** Task prompt **
Keep only the lines that hold the string "icon", filtering out the rest of the entries below.

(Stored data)
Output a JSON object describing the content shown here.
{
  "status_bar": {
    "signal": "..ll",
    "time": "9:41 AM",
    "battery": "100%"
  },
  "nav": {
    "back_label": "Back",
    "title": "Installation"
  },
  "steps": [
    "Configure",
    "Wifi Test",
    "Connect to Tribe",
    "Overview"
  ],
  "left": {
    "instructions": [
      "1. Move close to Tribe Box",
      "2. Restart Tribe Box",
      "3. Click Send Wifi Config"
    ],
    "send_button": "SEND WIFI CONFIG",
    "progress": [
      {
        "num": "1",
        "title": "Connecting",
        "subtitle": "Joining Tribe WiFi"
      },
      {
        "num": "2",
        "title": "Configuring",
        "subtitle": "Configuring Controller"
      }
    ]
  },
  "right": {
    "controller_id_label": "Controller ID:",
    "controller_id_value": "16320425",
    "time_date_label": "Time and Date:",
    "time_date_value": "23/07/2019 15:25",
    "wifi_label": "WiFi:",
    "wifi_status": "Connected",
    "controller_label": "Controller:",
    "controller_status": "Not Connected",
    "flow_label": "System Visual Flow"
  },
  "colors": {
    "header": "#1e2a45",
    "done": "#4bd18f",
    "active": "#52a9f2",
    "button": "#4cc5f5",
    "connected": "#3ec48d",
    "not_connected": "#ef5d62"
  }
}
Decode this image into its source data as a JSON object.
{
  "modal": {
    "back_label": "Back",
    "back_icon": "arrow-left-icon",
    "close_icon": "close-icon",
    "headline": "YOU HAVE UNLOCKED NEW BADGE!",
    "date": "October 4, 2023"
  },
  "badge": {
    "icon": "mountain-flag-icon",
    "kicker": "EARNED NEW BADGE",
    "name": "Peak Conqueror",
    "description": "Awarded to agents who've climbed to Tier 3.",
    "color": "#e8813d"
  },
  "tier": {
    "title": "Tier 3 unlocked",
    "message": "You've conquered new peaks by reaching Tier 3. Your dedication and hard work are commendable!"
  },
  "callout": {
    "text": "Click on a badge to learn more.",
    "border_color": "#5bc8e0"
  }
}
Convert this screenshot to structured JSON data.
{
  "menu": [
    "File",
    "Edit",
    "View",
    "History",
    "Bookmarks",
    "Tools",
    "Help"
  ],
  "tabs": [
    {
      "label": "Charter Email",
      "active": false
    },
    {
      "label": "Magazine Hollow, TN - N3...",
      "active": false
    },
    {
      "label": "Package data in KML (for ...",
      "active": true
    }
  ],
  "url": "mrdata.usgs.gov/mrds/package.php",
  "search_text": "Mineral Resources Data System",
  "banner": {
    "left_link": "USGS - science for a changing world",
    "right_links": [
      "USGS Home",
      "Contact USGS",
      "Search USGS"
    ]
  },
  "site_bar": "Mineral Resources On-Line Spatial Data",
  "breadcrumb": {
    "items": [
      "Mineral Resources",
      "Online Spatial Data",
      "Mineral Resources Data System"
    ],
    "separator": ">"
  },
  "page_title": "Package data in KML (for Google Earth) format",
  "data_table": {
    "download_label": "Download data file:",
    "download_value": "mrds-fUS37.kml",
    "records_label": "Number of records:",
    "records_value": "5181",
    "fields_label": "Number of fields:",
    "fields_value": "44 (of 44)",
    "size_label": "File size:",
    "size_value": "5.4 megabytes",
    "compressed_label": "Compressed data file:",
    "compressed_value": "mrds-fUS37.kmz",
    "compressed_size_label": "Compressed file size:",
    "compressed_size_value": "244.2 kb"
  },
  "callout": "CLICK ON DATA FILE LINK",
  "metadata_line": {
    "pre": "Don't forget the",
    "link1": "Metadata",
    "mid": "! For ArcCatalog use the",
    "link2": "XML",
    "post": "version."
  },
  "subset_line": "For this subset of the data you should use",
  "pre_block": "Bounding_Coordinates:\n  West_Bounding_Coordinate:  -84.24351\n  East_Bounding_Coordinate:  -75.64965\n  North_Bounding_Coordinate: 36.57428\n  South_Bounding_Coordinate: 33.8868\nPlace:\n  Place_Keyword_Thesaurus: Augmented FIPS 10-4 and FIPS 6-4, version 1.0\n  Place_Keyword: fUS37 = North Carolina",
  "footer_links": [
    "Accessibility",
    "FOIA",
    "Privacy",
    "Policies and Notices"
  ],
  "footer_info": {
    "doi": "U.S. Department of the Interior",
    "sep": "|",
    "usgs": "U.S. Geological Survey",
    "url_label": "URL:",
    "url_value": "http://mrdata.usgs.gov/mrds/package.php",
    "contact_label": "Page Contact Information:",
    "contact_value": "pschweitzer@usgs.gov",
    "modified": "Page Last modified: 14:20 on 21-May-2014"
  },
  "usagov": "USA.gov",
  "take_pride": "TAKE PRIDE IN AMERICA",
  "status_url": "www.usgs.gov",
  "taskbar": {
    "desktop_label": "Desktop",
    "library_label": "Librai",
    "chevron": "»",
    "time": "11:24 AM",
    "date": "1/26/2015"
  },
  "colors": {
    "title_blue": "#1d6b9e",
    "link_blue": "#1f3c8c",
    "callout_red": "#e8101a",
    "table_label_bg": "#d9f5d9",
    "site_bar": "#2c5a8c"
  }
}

** Solution for this problem **
    "back_icon": "arrow-left-icon",
    "close_icon": "close-icon",
    "icon": "mountain-flag-icon",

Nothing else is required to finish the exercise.